- **Directions**
What number of lines hold the word "JSON"? State that number and nothing besides.

- **Rows from a figure dataset**
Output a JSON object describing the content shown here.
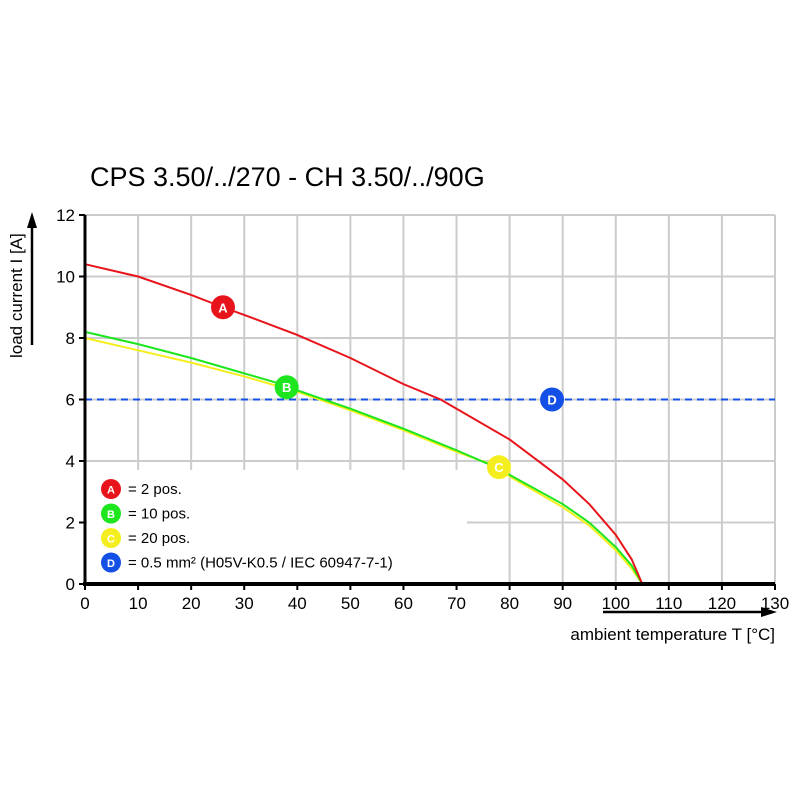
{
  "chart_data": {
    "type": "line",
    "title": "CPS 3.50/../270 - CH 3.50/../90G",
    "xlabel": "ambient temperature T [°C]",
    "ylabel": "load current I [A]",
    "xlim": [
      0,
      130
    ],
    "ylim": [
      0,
      12
    ],
    "xticks": [
      0,
      10,
      20,
      30,
      40,
      50,
      60,
      70,
      80,
      90,
      100,
      110,
      120,
      130
    ],
    "yticks": [
      0,
      2,
      4,
      6,
      8,
      10,
      12
    ],
    "grid": true,
    "legend_position": "bottom-left",
    "series": [
      {
        "name": "= 2 pos.",
        "marker": "A",
        "color": "#e8141b",
        "marker_at": [
          26,
          9.0
        ],
        "x": [
          0,
          10,
          20,
          26,
          30,
          40,
          50,
          60,
          67,
          70,
          80,
          90,
          95,
          100,
          103,
          105
        ],
        "y": [
          10.4,
          10.0,
          9.4,
          9.0,
          8.75,
          8.1,
          7.35,
          6.5,
          6.0,
          5.7,
          4.7,
          3.4,
          2.6,
          1.6,
          0.8,
          0
        ]
      },
      {
        "name": "= 10 pos.",
        "marker": "B",
        "color": "#1ee61e",
        "marker_at": [
          38,
          6.4
        ],
        "x": [
          0,
          10,
          20,
          30,
          38,
          40,
          50,
          60,
          70,
          78,
          80,
          90,
          95,
          100,
          103,
          105
        ],
        "y": [
          8.2,
          7.8,
          7.35,
          6.85,
          6.45,
          6.3,
          5.7,
          5.05,
          4.35,
          3.75,
          3.55,
          2.6,
          2.0,
          1.2,
          0.6,
          0
        ]
      },
      {
        "name": "= 20 pos.",
        "marker": "C",
        "color": "#f5ee1e",
        "marker_at": [
          78,
          3.8
        ],
        "x": [
          0,
          10,
          20,
          30,
          40,
          50,
          60,
          70,
          78,
          80,
          90,
          95,
          100,
          103,
          105
        ],
        "y": [
          8.0,
          7.6,
          7.2,
          6.75,
          6.25,
          5.65,
          5.0,
          4.3,
          3.8,
          3.5,
          2.5,
          1.9,
          1.1,
          0.5,
          0
        ]
      },
      {
        "name": "= 0.5 mm² (H05V-K0.5 / IEC 60947-7-1)",
        "marker": "D",
        "color": "#1450e6",
        "marker_at": [
          88,
          6.0
        ],
        "dashed": true,
        "x": [
          0,
          130
        ],
        "y": [
          6,
          6
        ]
      }
    ]
  }
}
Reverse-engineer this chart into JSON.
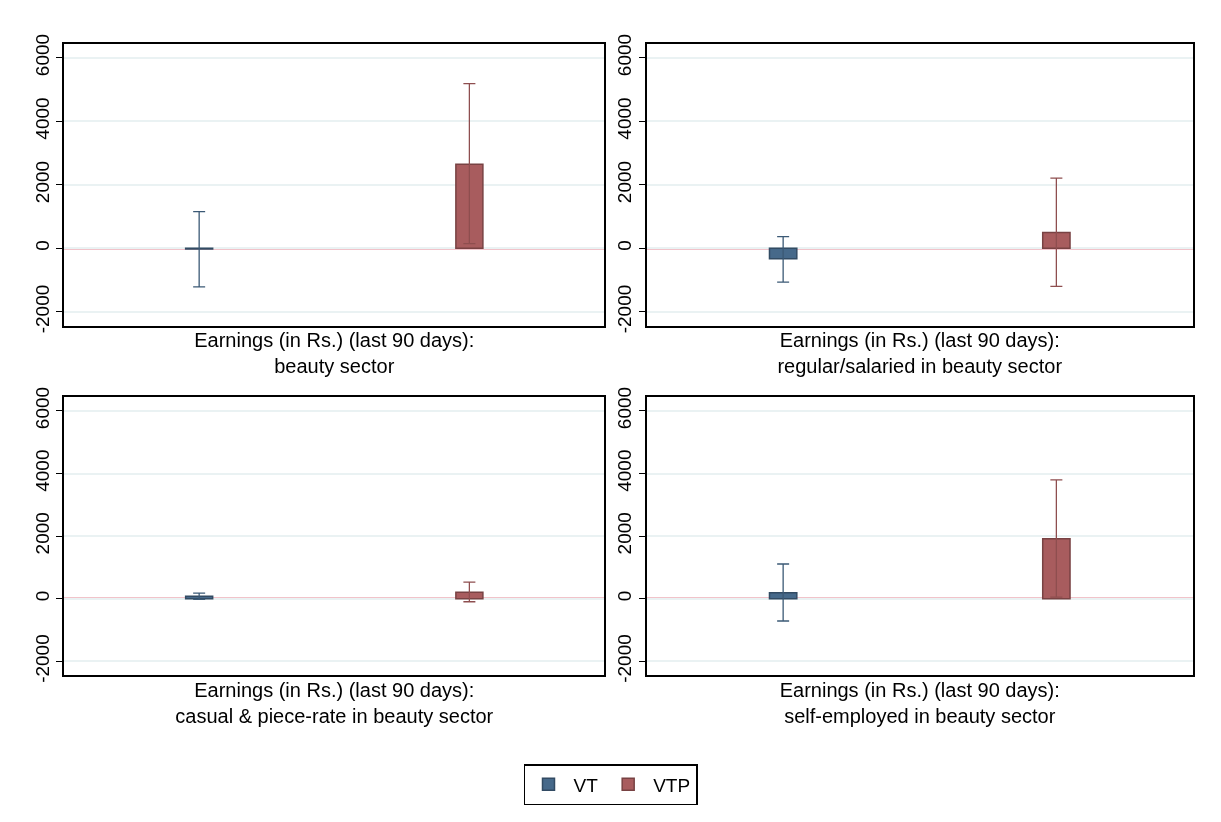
{
  "chart_data": [
    {
      "type": "bar",
      "xlabel": "Earnings (in Rs.) (last 90 days):\nbeauty sector",
      "categories": [
        null,
        null
      ],
      "ylim": [
        -2450,
        6450
      ],
      "yticks": [
        -2000,
        0,
        2000,
        4000,
        6000
      ],
      "grid": "y",
      "legend": "bottom",
      "ref_lines": [
        {
          "axis": "y",
          "value": 0,
          "color": "#c8102e"
        }
      ],
      "series": [
        {
          "name": "VT",
          "color": "#46698a",
          "values": [
            -20,
            null
          ],
          "errors": [
            [
              -1215,
              1155
            ],
            null
          ]
        },
        {
          "name": "VTP",
          "color": "#a85c5e",
          "values": [
            null,
            2650
          ],
          "errors": [
            null,
            [
              150,
              5190
            ]
          ]
        }
      ]
    },
    {
      "type": "bar",
      "xlabel": "Earnings (in Rs.) (last 90 days):\nregular/salaried in beauty sector",
      "categories": [
        null,
        null
      ],
      "ylim": [
        -2450,
        6450
      ],
      "yticks": [
        -2000,
        0,
        2000,
        4000,
        6000
      ],
      "grid": "y",
      "legend": "bottom",
      "ref_lines": [
        {
          "axis": "y",
          "value": 0,
          "color": "#c8102e"
        }
      ],
      "series": [
        {
          "name": "VT",
          "color": "#46698a",
          "values": [
            -330,
            null
          ],
          "errors": [
            [
              -1065,
              370
            ],
            null
          ]
        },
        {
          "name": "VTP",
          "color": "#a85c5e",
          "values": [
            null,
            500
          ],
          "errors": [
            null,
            [
              -1195,
              2210
            ]
          ]
        }
      ]
    },
    {
      "type": "bar",
      "xlabel": "Earnings (in Rs.) (last 90 days):\ncasual & piece-rate in beauty sector",
      "categories": [
        null,
        null
      ],
      "ylim": [
        -2450,
        6450
      ],
      "yticks": [
        -2000,
        0,
        2000,
        4000,
        6000
      ],
      "grid": "y",
      "legend": "bottom",
      "ref_lines": [
        {
          "axis": "y",
          "value": 0,
          "color": "#c8102e"
        }
      ],
      "series": [
        {
          "name": "VT",
          "color": "#46698a",
          "values": [
            80,
            null
          ],
          "errors": [
            [
              -20,
              180
            ],
            null
          ]
        },
        {
          "name": "VTP",
          "color": "#a85c5e",
          "values": [
            null,
            210
          ],
          "errors": [
            null,
            [
              -95,
              530
            ]
          ]
        }
      ]
    },
    {
      "type": "bar",
      "xlabel": "Earnings (in Rs.) (last 90 days):\nself-employed in beauty sector",
      "categories": [
        null,
        null
      ],
      "ylim": [
        -2450,
        6450
      ],
      "yticks": [
        -2000,
        0,
        2000,
        4000,
        6000
      ],
      "grid": "y",
      "legend": "bottom",
      "ref_lines": [
        {
          "axis": "y",
          "value": 0,
          "color": "#c8102e"
        }
      ],
      "series": [
        {
          "name": "VT",
          "color": "#46698a",
          "values": [
            190,
            null
          ],
          "errors": [
            [
              -710,
              1110
            ],
            null
          ]
        },
        {
          "name": "VTP",
          "color": "#a85c5e",
          "values": [
            null,
            1920
          ],
          "errors": [
            null,
            [
              50,
              3800
            ]
          ]
        }
      ]
    }
  ]
}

- **Full output**
2